— start Data lines —

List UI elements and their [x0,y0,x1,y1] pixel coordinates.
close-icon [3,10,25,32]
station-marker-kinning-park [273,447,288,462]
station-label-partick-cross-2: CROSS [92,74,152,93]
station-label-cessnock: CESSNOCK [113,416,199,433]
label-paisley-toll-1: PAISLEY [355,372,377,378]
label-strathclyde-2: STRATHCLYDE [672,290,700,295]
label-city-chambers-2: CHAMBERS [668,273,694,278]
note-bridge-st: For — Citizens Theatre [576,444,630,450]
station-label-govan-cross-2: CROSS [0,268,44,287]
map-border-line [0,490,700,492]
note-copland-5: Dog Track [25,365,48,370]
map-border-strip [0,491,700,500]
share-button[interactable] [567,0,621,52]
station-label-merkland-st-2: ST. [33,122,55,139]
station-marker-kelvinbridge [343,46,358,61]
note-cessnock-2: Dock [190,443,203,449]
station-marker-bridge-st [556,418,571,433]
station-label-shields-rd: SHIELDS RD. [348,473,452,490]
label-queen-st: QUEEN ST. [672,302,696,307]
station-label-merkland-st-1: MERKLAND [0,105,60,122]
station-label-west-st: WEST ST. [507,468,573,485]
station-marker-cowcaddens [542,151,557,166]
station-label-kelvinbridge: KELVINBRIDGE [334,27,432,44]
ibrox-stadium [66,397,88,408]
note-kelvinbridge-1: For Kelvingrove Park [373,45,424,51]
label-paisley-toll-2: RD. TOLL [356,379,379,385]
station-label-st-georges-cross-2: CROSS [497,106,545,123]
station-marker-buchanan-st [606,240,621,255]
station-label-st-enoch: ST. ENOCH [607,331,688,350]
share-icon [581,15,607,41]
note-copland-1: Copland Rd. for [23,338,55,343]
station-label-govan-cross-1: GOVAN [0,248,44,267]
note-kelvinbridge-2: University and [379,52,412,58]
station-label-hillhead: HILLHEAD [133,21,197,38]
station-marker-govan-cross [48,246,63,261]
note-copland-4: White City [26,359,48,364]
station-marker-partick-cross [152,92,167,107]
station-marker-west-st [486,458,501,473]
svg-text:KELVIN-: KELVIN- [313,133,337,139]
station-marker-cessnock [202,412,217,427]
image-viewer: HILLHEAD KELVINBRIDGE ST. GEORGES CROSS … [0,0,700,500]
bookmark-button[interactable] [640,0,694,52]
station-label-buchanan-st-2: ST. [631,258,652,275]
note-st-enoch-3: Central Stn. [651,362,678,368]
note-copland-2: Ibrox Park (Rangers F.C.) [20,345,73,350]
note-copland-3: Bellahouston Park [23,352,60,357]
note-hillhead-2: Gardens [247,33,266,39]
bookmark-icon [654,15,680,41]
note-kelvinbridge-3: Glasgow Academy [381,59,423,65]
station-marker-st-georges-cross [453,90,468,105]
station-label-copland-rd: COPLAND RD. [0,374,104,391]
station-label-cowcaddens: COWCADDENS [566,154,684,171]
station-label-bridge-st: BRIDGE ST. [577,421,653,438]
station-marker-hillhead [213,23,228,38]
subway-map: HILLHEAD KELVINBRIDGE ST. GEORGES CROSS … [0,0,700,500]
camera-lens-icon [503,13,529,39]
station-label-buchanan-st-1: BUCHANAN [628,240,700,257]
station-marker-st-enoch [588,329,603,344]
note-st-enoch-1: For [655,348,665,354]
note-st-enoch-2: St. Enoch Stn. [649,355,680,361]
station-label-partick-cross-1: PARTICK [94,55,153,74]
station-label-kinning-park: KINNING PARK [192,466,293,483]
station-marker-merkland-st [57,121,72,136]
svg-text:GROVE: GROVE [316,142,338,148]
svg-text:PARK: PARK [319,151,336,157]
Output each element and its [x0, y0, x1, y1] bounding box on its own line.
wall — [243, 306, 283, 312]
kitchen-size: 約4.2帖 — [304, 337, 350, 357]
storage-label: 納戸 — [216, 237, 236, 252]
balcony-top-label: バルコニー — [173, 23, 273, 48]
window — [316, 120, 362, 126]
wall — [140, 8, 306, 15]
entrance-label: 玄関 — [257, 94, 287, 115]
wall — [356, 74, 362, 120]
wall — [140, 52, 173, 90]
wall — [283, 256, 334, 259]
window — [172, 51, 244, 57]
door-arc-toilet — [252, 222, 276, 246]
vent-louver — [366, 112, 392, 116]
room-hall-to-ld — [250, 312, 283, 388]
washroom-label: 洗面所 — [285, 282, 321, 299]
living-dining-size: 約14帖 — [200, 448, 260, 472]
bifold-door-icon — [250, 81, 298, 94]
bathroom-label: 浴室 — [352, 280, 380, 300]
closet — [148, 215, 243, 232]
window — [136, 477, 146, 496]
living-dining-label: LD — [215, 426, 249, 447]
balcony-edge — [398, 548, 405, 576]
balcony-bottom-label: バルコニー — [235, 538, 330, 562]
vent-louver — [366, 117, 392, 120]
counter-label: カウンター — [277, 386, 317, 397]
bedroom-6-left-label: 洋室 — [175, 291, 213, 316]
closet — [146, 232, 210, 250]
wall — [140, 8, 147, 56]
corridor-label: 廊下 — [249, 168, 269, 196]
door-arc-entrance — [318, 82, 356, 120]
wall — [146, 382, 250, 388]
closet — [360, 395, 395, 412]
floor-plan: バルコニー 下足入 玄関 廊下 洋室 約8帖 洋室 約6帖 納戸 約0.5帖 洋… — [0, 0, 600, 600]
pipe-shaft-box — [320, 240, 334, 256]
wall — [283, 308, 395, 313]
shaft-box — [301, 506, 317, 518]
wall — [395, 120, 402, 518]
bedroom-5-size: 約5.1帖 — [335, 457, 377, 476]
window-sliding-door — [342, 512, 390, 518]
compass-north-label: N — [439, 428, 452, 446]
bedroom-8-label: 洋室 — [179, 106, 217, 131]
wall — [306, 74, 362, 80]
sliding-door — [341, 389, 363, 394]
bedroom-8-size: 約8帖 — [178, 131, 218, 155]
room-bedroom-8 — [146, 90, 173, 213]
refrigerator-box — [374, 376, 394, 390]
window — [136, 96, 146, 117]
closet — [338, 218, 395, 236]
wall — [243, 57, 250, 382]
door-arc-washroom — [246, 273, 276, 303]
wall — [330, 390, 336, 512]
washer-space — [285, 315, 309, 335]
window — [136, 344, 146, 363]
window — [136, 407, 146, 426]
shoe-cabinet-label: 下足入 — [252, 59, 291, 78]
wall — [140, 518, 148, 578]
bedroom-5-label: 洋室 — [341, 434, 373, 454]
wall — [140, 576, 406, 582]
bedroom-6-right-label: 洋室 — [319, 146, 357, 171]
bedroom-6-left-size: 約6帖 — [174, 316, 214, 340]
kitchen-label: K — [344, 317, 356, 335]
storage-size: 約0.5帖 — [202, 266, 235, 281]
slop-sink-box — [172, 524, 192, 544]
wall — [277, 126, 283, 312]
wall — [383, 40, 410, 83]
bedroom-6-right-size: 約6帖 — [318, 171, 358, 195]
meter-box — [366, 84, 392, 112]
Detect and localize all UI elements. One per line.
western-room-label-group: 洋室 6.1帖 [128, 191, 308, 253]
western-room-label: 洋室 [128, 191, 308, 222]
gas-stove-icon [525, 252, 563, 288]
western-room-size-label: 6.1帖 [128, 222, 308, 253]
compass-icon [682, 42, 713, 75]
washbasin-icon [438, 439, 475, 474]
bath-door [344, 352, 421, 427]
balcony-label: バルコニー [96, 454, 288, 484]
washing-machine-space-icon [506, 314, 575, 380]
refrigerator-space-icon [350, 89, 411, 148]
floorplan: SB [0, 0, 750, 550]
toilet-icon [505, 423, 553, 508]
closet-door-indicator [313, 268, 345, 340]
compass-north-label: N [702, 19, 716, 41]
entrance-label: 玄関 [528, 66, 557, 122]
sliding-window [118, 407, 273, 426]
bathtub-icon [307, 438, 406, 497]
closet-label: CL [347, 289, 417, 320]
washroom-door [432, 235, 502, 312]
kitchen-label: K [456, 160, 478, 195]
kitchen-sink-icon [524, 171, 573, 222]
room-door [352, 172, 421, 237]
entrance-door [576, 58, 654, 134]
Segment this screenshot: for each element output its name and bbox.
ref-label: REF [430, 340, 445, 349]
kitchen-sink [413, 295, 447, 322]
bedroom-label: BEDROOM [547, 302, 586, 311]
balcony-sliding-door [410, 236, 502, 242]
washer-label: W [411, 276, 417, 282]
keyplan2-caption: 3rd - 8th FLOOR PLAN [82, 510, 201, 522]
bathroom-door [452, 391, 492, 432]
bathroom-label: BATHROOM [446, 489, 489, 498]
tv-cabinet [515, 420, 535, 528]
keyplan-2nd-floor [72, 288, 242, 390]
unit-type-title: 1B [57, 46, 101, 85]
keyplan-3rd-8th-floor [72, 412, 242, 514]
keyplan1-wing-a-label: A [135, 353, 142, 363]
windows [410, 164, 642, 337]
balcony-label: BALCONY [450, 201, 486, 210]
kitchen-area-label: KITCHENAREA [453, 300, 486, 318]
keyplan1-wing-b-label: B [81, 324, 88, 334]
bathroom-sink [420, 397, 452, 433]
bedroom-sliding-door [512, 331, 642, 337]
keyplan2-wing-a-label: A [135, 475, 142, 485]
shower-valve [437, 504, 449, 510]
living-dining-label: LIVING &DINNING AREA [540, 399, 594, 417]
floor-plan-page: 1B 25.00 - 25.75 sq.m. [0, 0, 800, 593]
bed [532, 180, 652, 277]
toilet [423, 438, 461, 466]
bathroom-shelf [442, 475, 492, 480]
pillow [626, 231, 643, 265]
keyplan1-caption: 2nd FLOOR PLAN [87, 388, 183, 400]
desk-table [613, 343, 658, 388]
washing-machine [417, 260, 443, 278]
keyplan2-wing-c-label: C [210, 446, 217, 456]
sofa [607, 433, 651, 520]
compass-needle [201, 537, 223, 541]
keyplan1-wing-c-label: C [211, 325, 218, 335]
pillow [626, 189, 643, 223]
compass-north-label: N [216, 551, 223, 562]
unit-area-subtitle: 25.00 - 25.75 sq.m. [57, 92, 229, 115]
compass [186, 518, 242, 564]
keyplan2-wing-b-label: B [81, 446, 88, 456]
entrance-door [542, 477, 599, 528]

— end Data lines —

Starting at the first line of the items and ending at the line that contains "note-copland-5: Dog Track [25,365,48,370]", put those lines into a numbered list and leave out any blank lines.

§ Full answer:
1. List UI elements and their [x0,y0,x1,y1] pixel coordinates.
2. close-icon [3,10,25,32]
3. station-marker-kinning-park [273,447,288,462]
4. station-label-partick-cross-2: CROSS [92,74,152,93]
5. station-label-cessnock: CESSNOCK [113,416,199,433]
6. label-paisley-toll-1: PAISLEY [355,372,377,378]
7. label-strathclyde-2: STRATHCLYDE [672,290,700,295]
8. label-city-chambers-2: CHAMBERS [668,273,694,278]
9. note-bridge-st: For — Citizens Theatre [576,444,630,450]
10. station-label-govan-cross-2: CROSS [0,268,44,287]
11. map-border-line [0,490,700,492]
12. note-copland-5: Dog Track [25,365,48,370]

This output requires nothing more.